# Almera GTI Fascia Removal



## *Tone* (Nov 15, 2004)

Hi all,

Got a quick question about my almera gti(1999) - probably quite simple for most of you but I'm a bit dumb when it comes to cars so hopefully somone can point me in the right direction.

Basically I want to remove the small tray underneath the heating controls and replace it with a standard DIN shaped unit which will carry an lcd display for my mp3 player. My question are:

1) Do I have to pull off the fascia to remove the tray?
2) If so, can I just lever the fascia surround off with a screwdriver or do I need to remove buttons first? I'm a bit worried about breaking anything so an explanation from someone would be much appreciated.

Thanks,

Tony


----------



## Punkrocka436 (Jul 8, 2003)

i'm not positive about an almera, but my sentra you just have to unscrew one screw and use a tiny screwdriver to pry out some clips. The defroster and hazard buttons are attached, but all you have to do is take the harnesses out and it comes right out.
◇ ◇ ◇ ◇ ◇ ◇ ◇
§ Problems
- a) In the fascia removal thread, what does Tony plan to put in place of the small tray underneath the heating controls?
- b) Reproduce the listing from its first line through the line containing "divider: [188, 99, 189, 110]", changing every "stat-value" to "stat-figure" and leaving everything else as it is.

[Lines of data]
◇ ◇ ◇ ◇ ◇ ◇ ◇
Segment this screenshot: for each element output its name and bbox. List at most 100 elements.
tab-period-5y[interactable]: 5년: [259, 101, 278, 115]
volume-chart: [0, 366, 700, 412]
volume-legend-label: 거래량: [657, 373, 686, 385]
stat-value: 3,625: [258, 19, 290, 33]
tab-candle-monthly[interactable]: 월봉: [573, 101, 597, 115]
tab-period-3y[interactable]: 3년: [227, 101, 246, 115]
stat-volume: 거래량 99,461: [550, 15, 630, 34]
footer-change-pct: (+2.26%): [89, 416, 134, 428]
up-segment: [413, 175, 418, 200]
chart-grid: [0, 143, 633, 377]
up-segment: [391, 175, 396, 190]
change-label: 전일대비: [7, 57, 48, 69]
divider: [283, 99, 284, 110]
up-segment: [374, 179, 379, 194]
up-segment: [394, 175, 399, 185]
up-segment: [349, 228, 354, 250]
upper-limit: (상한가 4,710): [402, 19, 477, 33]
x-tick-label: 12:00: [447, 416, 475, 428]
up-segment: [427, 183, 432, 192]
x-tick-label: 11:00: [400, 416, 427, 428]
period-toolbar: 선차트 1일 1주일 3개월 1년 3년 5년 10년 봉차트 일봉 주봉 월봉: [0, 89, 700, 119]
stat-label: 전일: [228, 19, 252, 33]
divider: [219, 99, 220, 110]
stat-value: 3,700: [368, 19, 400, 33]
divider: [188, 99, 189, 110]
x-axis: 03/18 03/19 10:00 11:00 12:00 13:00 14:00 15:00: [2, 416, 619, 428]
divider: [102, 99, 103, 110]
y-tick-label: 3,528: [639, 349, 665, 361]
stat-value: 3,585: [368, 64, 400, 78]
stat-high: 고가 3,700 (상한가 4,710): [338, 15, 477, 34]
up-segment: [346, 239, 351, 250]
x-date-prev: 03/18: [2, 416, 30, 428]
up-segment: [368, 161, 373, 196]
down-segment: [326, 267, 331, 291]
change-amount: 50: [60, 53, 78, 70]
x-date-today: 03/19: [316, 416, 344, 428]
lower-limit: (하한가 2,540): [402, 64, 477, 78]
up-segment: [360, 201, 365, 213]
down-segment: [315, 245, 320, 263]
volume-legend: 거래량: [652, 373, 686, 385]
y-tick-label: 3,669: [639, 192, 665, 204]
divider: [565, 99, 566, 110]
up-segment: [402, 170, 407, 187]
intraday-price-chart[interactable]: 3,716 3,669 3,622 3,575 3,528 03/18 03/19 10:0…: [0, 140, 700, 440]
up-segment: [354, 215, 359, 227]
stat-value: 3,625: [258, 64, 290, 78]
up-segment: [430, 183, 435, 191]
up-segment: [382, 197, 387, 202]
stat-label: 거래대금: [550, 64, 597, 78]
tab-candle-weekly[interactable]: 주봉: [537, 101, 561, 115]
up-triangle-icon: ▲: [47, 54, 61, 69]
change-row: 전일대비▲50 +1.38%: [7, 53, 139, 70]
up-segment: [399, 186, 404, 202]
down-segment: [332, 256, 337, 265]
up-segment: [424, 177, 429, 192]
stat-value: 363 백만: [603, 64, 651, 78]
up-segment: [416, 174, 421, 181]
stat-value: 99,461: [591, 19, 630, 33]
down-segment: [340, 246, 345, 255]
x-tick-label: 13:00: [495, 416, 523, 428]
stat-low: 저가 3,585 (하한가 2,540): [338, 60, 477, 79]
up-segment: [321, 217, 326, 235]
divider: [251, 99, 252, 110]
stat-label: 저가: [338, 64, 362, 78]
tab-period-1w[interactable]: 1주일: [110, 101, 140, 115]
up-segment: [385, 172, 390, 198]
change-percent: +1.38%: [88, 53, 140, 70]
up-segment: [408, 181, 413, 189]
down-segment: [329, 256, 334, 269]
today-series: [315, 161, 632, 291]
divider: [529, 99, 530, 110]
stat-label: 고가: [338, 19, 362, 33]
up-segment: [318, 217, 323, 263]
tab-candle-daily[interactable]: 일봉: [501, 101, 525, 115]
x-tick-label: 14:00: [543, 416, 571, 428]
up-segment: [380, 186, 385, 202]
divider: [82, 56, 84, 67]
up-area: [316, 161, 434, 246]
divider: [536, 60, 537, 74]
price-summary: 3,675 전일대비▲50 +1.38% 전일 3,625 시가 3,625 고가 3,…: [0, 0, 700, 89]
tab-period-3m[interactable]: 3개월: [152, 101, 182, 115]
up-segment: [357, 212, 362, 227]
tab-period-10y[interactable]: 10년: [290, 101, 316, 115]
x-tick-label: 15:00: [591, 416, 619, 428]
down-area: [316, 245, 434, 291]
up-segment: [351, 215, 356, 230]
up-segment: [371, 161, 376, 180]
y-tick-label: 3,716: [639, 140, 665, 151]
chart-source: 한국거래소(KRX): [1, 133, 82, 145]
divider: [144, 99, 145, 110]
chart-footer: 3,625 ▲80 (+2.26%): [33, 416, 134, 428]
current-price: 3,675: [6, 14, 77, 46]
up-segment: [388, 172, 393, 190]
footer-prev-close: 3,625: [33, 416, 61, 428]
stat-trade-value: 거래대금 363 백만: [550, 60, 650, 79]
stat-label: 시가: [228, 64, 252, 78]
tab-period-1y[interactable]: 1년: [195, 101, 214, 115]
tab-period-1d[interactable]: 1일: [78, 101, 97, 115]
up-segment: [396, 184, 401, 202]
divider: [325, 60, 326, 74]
◇ ◇ ◇ ◇ ◇ ◇ ◇
§ Responses for each task
- a) A standard DIN-shaped unit that will carry an LCD display for his MP3 player.

- b)
Segment this screenshot: for each element output its name and bbox. List at most 100 elements.
tab-period-5y[interactable]: 5년: [259, 101, 278, 115]
volume-chart: [0, 366, 700, 412]
volume-legend-label: 거래량: [657, 373, 686, 385]
stat-figure: 3,625: [258, 19, 290, 33]
tab-candle-monthly[interactable]: 월봉: [573, 101, 597, 115]
tab-period-3y[interactable]: 3년: [227, 101, 246, 115]
stat-volume: 거래량 99,461: [550, 15, 630, 34]
footer-change-pct: (+2.26%): [89, 416, 134, 428]
up-segment: [413, 175, 418, 200]
chart-grid: [0, 143, 633, 377]
up-segment: [391, 175, 396, 190]
change-label: 전일대비: [7, 57, 48, 69]
divider: [283, 99, 284, 110]
up-segment: [374, 179, 379, 194]
up-segment: [394, 175, 399, 185]
up-segment: [349, 228, 354, 250]
upper-limit: (상한가 4,710): [402, 19, 477, 33]
x-tick-label: 12:00: [447, 416, 475, 428]
up-segment: [427, 183, 432, 192]
x-tick-label: 11:00: [400, 416, 427, 428]
period-toolbar: 선차트 1일 1주일 3개월 1년 3년 5년 10년 봉차트 일봉 주봉 월봉: [0, 89, 700, 119]
stat-label: 전일: [228, 19, 252, 33]
divider: [219, 99, 220, 110]
stat-figure: 3,700: [368, 19, 400, 33]
divider: [188, 99, 189, 110]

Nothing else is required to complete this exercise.